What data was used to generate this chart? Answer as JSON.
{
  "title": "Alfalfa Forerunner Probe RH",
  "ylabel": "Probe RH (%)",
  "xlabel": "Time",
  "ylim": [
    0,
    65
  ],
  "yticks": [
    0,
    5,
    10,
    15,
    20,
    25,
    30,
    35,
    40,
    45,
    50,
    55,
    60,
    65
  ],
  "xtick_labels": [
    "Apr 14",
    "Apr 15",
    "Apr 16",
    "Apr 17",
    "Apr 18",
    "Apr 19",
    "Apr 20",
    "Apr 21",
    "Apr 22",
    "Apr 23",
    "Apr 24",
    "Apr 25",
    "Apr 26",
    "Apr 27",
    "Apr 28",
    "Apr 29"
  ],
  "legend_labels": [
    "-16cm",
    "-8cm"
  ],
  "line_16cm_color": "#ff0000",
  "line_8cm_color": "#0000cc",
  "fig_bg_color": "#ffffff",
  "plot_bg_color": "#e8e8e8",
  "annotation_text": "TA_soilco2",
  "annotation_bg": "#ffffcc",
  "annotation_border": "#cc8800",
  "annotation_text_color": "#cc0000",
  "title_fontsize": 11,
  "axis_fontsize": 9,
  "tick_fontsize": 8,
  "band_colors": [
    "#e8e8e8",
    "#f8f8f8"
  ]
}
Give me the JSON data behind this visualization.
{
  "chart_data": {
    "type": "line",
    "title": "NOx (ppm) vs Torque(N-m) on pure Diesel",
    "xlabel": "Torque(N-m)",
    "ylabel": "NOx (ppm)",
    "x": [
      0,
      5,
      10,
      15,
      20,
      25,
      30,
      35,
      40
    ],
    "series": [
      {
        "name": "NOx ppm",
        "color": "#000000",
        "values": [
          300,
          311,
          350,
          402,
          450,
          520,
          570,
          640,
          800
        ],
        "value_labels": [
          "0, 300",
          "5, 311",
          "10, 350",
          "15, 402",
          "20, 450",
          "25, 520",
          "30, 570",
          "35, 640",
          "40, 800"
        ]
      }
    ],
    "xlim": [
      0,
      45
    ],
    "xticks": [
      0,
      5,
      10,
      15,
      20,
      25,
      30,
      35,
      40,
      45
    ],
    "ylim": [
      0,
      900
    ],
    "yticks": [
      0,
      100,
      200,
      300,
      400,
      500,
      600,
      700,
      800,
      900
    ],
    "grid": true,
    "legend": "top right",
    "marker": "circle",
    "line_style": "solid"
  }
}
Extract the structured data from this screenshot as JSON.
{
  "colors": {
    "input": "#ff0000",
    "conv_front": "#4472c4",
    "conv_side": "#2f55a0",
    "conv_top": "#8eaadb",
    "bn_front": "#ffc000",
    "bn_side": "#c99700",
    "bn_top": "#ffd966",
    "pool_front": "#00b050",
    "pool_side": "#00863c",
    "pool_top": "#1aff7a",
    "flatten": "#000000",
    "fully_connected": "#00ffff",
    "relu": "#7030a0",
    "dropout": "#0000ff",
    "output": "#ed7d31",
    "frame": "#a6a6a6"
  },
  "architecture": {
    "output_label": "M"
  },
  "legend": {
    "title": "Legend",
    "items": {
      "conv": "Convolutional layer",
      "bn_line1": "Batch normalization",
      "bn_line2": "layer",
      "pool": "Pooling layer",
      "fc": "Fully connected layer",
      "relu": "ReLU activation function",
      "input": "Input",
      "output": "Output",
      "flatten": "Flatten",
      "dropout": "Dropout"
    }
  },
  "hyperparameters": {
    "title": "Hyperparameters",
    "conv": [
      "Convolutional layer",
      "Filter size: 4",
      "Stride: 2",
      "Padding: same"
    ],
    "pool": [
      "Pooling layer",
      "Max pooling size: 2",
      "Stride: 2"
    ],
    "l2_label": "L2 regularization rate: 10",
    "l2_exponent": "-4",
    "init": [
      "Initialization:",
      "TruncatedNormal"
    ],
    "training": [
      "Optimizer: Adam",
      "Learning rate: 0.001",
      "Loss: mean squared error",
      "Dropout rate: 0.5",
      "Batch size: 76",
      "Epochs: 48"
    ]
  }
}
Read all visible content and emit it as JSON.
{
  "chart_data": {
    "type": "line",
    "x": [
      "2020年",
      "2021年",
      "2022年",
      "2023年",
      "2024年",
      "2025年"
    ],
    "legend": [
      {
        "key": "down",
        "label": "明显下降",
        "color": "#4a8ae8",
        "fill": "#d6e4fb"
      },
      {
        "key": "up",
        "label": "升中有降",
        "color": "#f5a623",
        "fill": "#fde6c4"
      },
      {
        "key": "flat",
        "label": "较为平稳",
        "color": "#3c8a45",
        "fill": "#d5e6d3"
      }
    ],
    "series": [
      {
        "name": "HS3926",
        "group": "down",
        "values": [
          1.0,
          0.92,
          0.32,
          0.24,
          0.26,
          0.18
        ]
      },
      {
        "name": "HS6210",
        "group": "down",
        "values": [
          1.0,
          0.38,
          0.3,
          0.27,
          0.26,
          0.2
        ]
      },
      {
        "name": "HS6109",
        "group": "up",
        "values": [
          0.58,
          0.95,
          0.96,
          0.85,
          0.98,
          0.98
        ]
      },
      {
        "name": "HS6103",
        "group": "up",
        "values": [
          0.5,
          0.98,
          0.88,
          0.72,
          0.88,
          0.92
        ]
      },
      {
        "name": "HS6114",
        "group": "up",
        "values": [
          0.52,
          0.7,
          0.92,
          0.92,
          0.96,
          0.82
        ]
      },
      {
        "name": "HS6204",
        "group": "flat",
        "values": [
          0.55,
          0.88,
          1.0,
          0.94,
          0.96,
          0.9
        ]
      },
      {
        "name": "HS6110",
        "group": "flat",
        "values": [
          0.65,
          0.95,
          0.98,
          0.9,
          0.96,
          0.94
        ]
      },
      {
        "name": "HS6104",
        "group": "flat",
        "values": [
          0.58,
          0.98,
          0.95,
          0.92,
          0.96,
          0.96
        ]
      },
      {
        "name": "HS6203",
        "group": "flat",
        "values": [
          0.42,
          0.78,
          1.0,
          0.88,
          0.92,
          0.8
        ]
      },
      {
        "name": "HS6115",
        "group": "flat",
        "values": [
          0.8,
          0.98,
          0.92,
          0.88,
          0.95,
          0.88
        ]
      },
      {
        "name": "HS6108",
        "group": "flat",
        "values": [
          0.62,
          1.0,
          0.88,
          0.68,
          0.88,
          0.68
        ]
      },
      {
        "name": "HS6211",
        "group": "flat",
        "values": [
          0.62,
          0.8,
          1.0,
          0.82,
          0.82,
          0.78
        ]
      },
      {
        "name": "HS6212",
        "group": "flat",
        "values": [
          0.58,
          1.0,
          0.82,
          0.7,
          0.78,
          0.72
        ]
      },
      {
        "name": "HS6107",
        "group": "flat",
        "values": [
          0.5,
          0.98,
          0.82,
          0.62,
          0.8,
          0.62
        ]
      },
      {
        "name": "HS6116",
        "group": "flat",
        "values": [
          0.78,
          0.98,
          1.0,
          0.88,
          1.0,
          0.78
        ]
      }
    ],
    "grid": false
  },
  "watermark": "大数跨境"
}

━━━━━━━━━━

Instructions for the task ->
Write out the full set of records exactly as given.

Correct answer ->
What data was used to generate this chart? Answer as JSON.
{
  "title": "Alfalfa Forerunner Probe RH",
  "ylabel": "Probe RH (%)",
  "xlabel": "Time",
  "ylim": [
    0,
    65
  ],
  "yticks": [
    0,
    5,
    10,
    15,
    20,
    25,
    30,
    35,
    40,
    45,
    50,
    55,
    60,
    65
  ],
  "xtick_labels": [
    "Apr 14",
    "Apr 15",
    "Apr 16",
    "Apr 17",
    "Apr 18",
    "Apr 19",
    "Apr 20",
    "Apr 21",
    "Apr 22",
    "Apr 23",
    "Apr 24",
    "Apr 25",
    "Apr 26",
    "Apr 27",
    "Apr 28",
    "Apr 29"
  ],
  "legend_labels": [
    "-16cm",
    "-8cm"
  ],
  "line_16cm_color": "#ff0000",
  "line_8cm_color": "#0000cc",
  "fig_bg_color": "#ffffff",
  "plot_bg_color": "#e8e8e8",
  "annotation_text": "TA_soilco2",
  "annotation_bg": "#ffffcc",
  "annotation_border": "#cc8800",
  "annotation_text_color": "#cc0000",
  "title_fontsize": 11,
  "axis_fontsize": 9,
  "tick_fontsize": 8,
  "band_colors": [
    "#e8e8e8",
    "#f8f8f8"
  ]
}
Give me the JSON data behind this visualization.
{
  "chart_data": {
    "type": "line",
    "title": "NOx (ppm) vs Torque(N-m) on pure Diesel",
    "xlabel": "Torque(N-m)",
    "ylabel": "NOx (ppm)",
    "x": [
      0,
      5,
      10,
      15,
      20,
      25,
      30,
      35,
      40
    ],
    "series": [
      {
        "name": "NOx ppm",
        "color": "#000000",
        "values": [
          300,
          311,
          350,
          402,
          450,
          520,
          570,
          640,
          800
        ],
        "value_labels": [
          "0, 300",
          "5, 311",
          "10, 350",
          "15, 402",
          "20, 450",
          "25, 520",
          "30, 570",
          "35, 640",
          "40, 800"
        ]
      }
    ],
    "xlim": [
      0,
      45
    ],
    "xticks": [
      0,
      5,
      10,
      15,
      20,
      25,
      30,
      35,
      40,
      45
    ],
    "ylim": [
      0,
      900
    ],
    "yticks": [
      0,
      100,
      200,
      300,
      400,
      500,
      600,
      700,
      800,
      900
    ],
    "grid": true,
    "legend": "top right",
    "marker": "circle",
    "line_style": "solid"
  }
}
Extract the structured data from this screenshot as JSON.
{
  "colors": {
    "input": "#ff0000",
    "conv_front": "#4472c4",
    "conv_side": "#2f55a0",
    "conv_top": "#8eaadb",
    "bn_front": "#ffc000",
    "bn_side": "#c99700",
    "bn_top": "#ffd966",
    "pool_front": "#00b050",
    "pool_side": "#00863c",
    "pool_top": "#1aff7a",
    "flatten": "#000000",
    "fully_connected": "#00ffff",
    "relu": "#7030a0",
    "dropout": "#0000ff",
    "output": "#ed7d31",
    "frame": "#a6a6a6"
  },
  "architecture": {
    "output_label": "M"
  },
  "legend": {
    "title": "Legend",
    "items": {
      "conv": "Convolutional layer",
      "bn_line1": "Batch normalization",
      "bn_line2": "layer",
      "pool": "Pooling layer",
      "fc": "Fully connected layer",
      "relu": "ReLU activation function",
      "input": "Input",
      "output": "Output",
      "flatten": "Flatten",
      "dropout": "Dropout"
    }
  },
  "hyperparameters": {
    "title": "Hyperparameters",
    "conv": [
      "Convolutional layer",
      "Filter size: 4",
      "Stride: 2",
      "Padding: same"
    ],
    "pool": [
      "Pooling layer",
      "Max pooling size: 2",
      "Stride: 2"
    ],
    "l2_label": "L2 regularization rate: 10",
    "l2_exponent": "-4",
    "init": [
      "Initialization:",
      "TruncatedNormal"
    ],
    "training": [
      "Optimizer: Adam",
      "Learning rate: 0.001",
      "Loss: mean squared error",
      "Dropout rate: 0.5",
      "Batch size: 76",
      "Epochs: 48"
    ]
  }
}
Read all visible content and emit it as JSON.
{
  "chart_data": {
    "type": "line",
    "x": [
      "2020年",
      "2021年",
      "2022年",
      "2023年",
      "2024年",
      "2025年"
    ],
    "legend": [
      {
        "key": "down",
        "label": "明显下降",
        "color": "#4a8ae8",
        "fill": "#d6e4fb"
      },
      {
        "key": "up",
        "label": "升中有降",
        "color": "#f5a623",
        "fill": "#fde6c4"
      },
      {
        "key": "flat",
        "label": "较为平稳",
        "color": "#3c8a45",
        "fill": "#d5e6d3"
      }
    ],
    "series": [
      {
        "name": "HS3926",
        "group": "down",
        "values": [
          1.0,
          0.92,
          0.32,
          0.24,
          0.26,
          0.18
        ]
      },
      {
        "name": "HS6210",
        "group": "down",
        "values": [
          1.0,
          0.38,
          0.3,
          0.27,
          0.26,
          0.2
        ]
      },
      {
        "name": "HS6109",
        "group": "up",
        "values": [
          0.58,
          0.95,
          0.96,
          0.85,
          0.98,
          0.98
        ]
      },
      {
        "name": "HS6103",
        "group": "up",
        "values": [
          0.5,
          0.98,
          0.88,
          0.72,
          0.88,
          0.92
        ]
      },
      {
        "name": "HS6114",
        "group": "up",
        "values": [
          0.52,
          0.7,
          0.92,
          0.92,
          0.96,
          0.82
        ]
      },
      {
        "name": "HS6204",
        "group": "flat",
        "values": [
          0.55,
          0.88,
          1.0,
          0.94,
          0.96,
          0.9
        ]
      },
      {
        "name": "HS6110",
        "group": "flat",
        "values": [
          0.65,
          0.95,
          0.98,
          0.9,
          0.96,
          0.94
        ]
      },
      {
        "name": "HS6104",
        "group": "flat",
        "values": [
          0.58,
          0.98,
          0.95,
          0.92,
          0.96,
          0.96
        ]
      },
      {
        "name": "HS6203",
        "group": "flat",
        "values": [
          0.42,
          0.78,
          1.0,
          0.88,
          0.92,
          0.8
        ]
      },
      {
        "name": "HS6115",
        "group": "flat",
        "values": [
          0.8,
          0.98,
          0.92,
          0.88,
          0.95,
          0.88
        ]
      },
      {
        "name": "HS6108",
        "group": "flat",
        "values": [
          0.62,
          1.0,
          0.88,
          0.68,
          0.88,
          0.68
        ]
      },
      {
        "name": "HS6211",
        "group": "flat",
        "values": [
          0.62,
          0.8,
          1.0,
          0.82,
          0.82,
          0.78
        ]
      },
      {
        "name": "HS6212",
        "group": "flat",
        "values": [
          0.58,
          1.0,
          0.82,
          0.7,
          0.78,
          0.72
        ]
      },
      {
        "name": "HS6107",
        "group": "flat",
        "values": [
          0.5,
          0.98,
          0.82,
          0.62,
          0.8,
          0.62
        ]
      },
      {
        "name": "HS6116",
        "group": "flat",
        "values": [
          0.78,
          0.98,
          1.0,
          0.88,
          1.0,
          0.78
        ]
      }
    ],
    "grid": false
  },
  "watermark": "大数跨境"
}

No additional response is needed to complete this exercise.